[START Source]
There's no doubt that nonprofit Web sites have become serious branding and revenue channels. Compared to recent years, most organizations now are seeing double-digit increases in the number of monthly Web visits, some even a rise in donations, new members and membership renewal.

While an increase in Web traffic certainly is a positive indicator, it isn't the most vital metric for an organization looking to generate online revenue or increase online-visitor engagement.

Your online conversion rate — the percentage of Web visitors who join, give or take a desired action online — is the critical measurement of your organization's online success. Your conversion rate tells you how well or how poorly your Web site is serving the needs of your prospective donors or members — and your organization.

Think of online conversions as the equivalent of direct-mail response rates. In direct mail, the number of total pieces mailed is divided by the number of responses to yield your response rate. It's the same formula for the online world, except "total mailed" is "unique visitors" (number of individuals who visit your site) and "responses" are "online actions" (donations, memberships, e-mail subscribes, etc.).

Average online-conversion rates for retail Web sites are in the 2 percent to 4 percent range, even with top retailers such as QVC and Land's End seeing 12 percent to 16 percent, according to a recent Nielsen//NetRatings report.


Shocking, isn't it?
That means 84 percent to 98 percent of most Web visits do not result in a transaction.

You'd want to set your goals for a double-digit conversion rate. But since most nonprofit Web sites don't have a singular focus on membership or fundraising, as do retail sites selling products, you should look at your specific program's online conversion rate, too.

For example, what percentage of donors who visit your online donation form end up completing their donation? Use the same formula for memberships.

Among nonprofit organizations, I've seen donation-page conversion rates from a low of 0.5 percent (the site had problems) to a high of 17 percent for optimized sites.

For relief organizations collecting donations for the recent Indian Ocean tsunami disaster, that number shot up to 30 percent. While tsunami fundraising was certainly a special case, it shows us the potential for online fundraising.

Imagine a direct marketer that didn't look at response rates to evaluate the success of a direct-mail campaign. Absurd, right? So isn't the same true for fundraisers and membership marketers who only look at Web traffic and not online conversions? You get my point.

Here are three ways to better understand and improve your site's online conversions:


1. Mine and analyze your Web-visitor data.
Your Web site can yield the most insightful information on what online visitors are doing on your site — and what they're not doing. And you don't have to be an IT professional to understand it.

With a little training from your Web team or online consultant, you can download and analyze a wealth of visitor information that can help you move the dial on online conversions.

If you don't have access to your Web-visitor data already, ask your Web team for access to your site's Web-analytics reports. Some of the more popular Web-analytics software providers are WebTrends, Urchin, HitBox and NetTracker. Web-analytics software takes data from your Web server and creates organized, easy-to-read reports on visitor traffic and interaction.
[END Source]
[START Information provided]
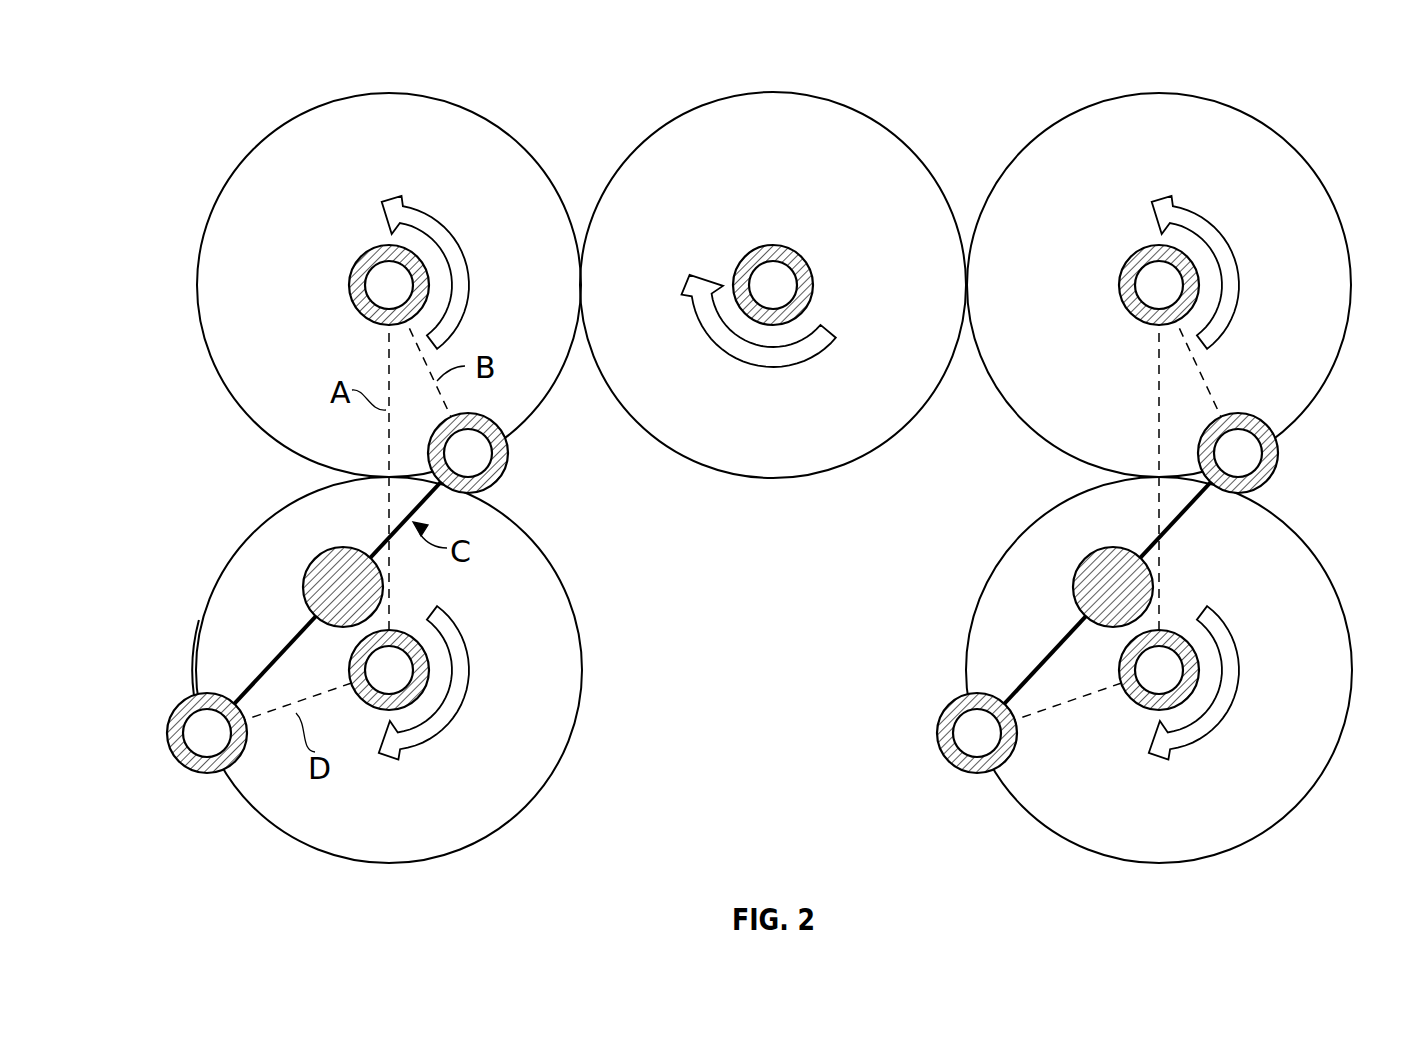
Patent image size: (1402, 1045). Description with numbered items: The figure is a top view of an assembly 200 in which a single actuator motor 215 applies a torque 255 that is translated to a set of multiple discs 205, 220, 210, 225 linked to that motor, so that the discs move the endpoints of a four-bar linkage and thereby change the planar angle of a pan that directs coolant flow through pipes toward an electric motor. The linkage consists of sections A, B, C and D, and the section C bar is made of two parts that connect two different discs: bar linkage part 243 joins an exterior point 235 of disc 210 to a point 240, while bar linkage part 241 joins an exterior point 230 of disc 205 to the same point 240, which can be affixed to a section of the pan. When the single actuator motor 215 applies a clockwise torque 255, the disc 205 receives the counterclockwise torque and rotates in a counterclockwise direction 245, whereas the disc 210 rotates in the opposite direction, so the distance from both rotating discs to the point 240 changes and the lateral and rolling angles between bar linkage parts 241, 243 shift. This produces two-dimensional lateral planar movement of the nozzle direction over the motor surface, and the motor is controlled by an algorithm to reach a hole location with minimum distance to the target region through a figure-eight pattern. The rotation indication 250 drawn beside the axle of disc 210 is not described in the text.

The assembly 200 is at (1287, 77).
[END Information provided]
▶ _To do_
**1.** How would you put this sentence from the article on nonprofit conversion rates into Spanish: "That means 84 percent to 98 percent of most Web visits do not result in a transaction."?
**2.** Which Web-analytics software providers does the article on nonprofit conversion rates name?

▶ _Responses_
**1.** Eso significa que entre el 84 y el 98 por ciento de la mayoría de las visitas web no terminan en una transacción.

**2.**
- WebTrends
- Urchin
- HitBox
- NetTracker